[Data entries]
+ + + + + + +

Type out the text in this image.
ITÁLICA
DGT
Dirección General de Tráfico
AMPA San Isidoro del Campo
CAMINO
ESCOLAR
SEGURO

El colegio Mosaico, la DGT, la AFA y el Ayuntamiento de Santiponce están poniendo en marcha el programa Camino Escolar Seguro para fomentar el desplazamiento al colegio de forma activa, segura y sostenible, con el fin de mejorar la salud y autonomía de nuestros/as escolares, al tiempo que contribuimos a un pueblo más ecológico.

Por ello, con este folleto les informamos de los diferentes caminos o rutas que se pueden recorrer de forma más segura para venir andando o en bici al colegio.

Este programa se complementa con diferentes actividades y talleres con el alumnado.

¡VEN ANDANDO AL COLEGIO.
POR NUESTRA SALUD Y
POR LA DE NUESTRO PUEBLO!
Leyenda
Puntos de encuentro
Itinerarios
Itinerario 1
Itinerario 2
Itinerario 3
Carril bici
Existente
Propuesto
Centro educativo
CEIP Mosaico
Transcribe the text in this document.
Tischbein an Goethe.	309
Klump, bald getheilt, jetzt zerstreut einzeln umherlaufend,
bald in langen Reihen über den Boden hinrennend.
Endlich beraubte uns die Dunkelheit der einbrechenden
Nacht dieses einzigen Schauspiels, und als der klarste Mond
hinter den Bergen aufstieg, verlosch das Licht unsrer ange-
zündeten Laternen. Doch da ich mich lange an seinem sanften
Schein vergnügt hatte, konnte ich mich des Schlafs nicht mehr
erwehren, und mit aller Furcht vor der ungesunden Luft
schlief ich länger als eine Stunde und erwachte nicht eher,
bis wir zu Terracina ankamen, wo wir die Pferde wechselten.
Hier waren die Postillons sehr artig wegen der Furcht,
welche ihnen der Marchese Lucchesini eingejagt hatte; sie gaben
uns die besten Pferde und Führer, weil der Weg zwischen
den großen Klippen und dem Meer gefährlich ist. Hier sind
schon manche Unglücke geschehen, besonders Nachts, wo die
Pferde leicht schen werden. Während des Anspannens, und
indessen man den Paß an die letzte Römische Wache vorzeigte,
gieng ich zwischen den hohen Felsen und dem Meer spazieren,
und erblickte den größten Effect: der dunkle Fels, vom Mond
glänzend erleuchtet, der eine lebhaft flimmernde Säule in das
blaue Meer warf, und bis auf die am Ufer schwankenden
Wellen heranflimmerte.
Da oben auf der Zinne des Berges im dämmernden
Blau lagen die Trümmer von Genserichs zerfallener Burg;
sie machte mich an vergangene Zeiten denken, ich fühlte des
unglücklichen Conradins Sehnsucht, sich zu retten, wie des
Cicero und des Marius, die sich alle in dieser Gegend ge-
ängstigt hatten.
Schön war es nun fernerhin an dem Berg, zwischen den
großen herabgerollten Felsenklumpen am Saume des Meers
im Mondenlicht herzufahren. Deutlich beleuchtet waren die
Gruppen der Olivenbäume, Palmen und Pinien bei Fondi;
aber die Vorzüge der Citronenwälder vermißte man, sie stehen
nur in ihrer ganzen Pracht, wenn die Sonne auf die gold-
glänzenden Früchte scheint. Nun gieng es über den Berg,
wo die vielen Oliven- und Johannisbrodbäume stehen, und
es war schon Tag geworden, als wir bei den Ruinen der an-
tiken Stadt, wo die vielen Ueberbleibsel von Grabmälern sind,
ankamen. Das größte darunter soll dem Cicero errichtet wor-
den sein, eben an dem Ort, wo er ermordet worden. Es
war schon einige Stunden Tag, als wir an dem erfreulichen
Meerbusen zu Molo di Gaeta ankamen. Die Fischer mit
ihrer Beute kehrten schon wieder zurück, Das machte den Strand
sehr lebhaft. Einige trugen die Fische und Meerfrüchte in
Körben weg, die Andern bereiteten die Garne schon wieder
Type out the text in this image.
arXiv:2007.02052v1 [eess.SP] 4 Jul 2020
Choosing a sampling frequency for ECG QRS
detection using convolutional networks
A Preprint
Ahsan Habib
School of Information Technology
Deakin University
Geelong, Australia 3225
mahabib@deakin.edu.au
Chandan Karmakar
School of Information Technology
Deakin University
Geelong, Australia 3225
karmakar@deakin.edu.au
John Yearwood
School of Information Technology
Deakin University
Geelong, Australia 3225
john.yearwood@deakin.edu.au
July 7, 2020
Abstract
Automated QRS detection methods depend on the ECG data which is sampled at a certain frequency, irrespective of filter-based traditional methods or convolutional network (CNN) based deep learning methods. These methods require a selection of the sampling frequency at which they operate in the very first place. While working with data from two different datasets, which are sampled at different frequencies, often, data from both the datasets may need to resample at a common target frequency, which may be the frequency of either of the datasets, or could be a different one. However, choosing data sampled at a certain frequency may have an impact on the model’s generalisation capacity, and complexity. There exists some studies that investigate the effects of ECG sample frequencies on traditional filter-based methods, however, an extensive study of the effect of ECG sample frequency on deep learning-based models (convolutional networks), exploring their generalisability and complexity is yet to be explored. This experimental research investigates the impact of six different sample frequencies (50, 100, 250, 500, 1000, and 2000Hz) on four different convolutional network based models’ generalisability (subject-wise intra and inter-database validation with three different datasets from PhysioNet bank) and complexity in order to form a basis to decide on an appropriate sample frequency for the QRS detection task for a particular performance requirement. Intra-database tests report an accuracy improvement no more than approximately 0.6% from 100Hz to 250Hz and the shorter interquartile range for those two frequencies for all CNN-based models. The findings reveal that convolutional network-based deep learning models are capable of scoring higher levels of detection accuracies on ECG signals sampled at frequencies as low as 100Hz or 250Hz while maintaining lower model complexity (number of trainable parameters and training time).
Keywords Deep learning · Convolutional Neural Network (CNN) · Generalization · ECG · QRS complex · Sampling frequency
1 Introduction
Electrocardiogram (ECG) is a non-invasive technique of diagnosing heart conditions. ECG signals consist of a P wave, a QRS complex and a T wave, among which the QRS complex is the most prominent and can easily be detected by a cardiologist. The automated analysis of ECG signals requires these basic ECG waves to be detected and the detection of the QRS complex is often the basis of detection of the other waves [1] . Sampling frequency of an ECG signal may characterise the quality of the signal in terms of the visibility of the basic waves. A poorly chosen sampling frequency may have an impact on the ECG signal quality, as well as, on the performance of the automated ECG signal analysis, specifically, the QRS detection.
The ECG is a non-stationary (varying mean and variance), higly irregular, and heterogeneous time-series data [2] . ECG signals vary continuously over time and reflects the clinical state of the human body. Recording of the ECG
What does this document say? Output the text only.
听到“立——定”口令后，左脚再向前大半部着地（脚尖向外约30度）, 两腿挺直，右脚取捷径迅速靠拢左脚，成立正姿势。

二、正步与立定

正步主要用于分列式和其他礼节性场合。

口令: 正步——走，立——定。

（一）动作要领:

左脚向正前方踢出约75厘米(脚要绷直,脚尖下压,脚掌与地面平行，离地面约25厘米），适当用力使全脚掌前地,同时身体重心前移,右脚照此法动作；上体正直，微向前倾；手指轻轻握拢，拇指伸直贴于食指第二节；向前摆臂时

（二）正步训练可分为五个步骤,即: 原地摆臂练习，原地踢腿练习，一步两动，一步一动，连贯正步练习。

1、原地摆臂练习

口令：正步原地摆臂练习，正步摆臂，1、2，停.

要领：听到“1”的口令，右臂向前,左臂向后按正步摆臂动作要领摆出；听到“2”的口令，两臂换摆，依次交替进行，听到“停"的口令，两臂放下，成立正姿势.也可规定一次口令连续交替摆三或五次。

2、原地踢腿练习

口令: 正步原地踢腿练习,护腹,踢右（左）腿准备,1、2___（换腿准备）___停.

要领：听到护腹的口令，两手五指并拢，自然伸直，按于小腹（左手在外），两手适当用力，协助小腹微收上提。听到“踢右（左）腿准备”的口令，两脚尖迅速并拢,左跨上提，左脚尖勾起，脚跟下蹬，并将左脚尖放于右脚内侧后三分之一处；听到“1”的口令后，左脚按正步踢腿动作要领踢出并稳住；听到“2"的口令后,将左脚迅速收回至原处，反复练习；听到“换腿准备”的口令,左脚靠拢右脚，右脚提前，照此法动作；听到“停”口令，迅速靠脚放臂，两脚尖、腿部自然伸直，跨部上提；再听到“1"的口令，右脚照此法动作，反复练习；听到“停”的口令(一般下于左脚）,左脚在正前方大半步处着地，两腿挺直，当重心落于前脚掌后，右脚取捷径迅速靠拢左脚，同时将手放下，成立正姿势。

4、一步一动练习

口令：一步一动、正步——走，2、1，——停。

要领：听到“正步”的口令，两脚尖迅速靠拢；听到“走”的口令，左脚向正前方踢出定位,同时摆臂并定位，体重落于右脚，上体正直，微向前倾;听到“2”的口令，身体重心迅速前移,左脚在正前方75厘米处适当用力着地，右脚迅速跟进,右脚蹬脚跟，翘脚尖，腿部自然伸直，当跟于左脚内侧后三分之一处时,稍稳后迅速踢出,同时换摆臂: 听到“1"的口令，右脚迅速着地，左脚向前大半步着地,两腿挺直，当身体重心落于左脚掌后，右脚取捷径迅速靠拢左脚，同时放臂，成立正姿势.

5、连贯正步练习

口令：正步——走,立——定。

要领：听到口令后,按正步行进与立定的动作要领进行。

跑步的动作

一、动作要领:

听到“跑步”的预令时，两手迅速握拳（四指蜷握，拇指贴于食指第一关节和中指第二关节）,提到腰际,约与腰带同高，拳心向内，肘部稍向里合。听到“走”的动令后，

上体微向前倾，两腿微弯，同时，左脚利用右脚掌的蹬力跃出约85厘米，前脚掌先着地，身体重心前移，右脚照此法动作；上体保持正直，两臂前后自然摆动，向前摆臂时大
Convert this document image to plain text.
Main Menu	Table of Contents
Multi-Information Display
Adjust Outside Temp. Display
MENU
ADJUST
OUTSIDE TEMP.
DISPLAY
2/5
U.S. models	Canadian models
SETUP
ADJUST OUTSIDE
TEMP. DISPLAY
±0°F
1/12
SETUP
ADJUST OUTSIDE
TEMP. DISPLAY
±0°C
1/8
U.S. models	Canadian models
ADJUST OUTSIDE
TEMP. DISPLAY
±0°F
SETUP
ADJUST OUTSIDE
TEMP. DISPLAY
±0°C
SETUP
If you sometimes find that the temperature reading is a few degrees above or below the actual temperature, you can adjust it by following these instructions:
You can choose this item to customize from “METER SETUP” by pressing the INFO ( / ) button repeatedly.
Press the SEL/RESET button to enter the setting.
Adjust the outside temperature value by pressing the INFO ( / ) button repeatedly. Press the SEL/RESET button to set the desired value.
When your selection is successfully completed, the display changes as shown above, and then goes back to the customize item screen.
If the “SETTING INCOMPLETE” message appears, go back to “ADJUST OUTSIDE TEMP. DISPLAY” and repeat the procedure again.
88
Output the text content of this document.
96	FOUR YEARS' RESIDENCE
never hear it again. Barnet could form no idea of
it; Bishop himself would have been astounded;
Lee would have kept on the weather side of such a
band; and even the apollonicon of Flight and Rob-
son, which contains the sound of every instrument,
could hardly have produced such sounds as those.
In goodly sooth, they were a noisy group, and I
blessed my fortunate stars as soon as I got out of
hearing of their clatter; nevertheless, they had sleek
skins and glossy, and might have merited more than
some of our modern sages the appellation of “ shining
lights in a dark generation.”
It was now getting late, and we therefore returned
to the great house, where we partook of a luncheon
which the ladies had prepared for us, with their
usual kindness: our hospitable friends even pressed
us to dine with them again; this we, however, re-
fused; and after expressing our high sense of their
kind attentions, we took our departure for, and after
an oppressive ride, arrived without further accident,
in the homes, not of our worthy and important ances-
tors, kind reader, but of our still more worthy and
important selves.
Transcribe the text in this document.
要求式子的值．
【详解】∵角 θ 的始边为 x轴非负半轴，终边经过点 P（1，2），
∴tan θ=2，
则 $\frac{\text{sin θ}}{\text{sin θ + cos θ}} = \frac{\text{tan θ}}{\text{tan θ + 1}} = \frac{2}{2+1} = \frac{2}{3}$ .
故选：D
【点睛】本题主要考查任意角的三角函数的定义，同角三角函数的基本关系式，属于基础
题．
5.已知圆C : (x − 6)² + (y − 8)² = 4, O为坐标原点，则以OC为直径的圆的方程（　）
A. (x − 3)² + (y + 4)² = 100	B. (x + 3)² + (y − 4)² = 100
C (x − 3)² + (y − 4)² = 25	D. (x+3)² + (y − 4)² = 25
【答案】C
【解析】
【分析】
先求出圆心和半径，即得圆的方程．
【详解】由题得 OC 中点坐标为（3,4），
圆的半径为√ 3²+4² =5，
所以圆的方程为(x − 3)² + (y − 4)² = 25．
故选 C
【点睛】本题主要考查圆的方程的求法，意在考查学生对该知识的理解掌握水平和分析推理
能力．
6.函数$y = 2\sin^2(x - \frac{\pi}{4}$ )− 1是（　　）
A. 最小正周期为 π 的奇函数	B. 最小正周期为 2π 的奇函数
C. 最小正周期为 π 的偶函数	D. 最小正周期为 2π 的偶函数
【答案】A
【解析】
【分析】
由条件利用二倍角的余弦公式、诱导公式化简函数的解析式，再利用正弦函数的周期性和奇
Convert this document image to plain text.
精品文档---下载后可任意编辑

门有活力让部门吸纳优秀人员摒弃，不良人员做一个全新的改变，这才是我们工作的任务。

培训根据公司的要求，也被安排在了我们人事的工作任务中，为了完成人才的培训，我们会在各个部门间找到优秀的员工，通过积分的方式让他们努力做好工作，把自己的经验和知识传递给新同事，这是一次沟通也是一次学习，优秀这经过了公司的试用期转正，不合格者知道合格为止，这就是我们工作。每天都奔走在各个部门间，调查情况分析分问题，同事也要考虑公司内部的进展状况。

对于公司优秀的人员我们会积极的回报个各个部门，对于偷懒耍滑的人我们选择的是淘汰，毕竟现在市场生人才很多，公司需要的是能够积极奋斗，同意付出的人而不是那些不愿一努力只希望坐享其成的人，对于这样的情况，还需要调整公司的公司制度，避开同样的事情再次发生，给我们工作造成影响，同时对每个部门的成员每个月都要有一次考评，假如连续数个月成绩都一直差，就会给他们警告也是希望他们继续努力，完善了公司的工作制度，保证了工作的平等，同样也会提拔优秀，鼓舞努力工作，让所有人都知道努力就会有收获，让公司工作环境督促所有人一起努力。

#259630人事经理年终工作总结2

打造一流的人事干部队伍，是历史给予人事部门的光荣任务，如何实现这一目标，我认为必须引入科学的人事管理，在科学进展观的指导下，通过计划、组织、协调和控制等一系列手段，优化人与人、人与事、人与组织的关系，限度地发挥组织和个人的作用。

+ + + + + + +

▶ The task: From the entries, report each line that includes the word "Hier".

▶ Task response:
Hier waren die Postillons sehr artig wegen der Furcht,
den großen Klippen und dem Meer gefährlich ist. Hier sind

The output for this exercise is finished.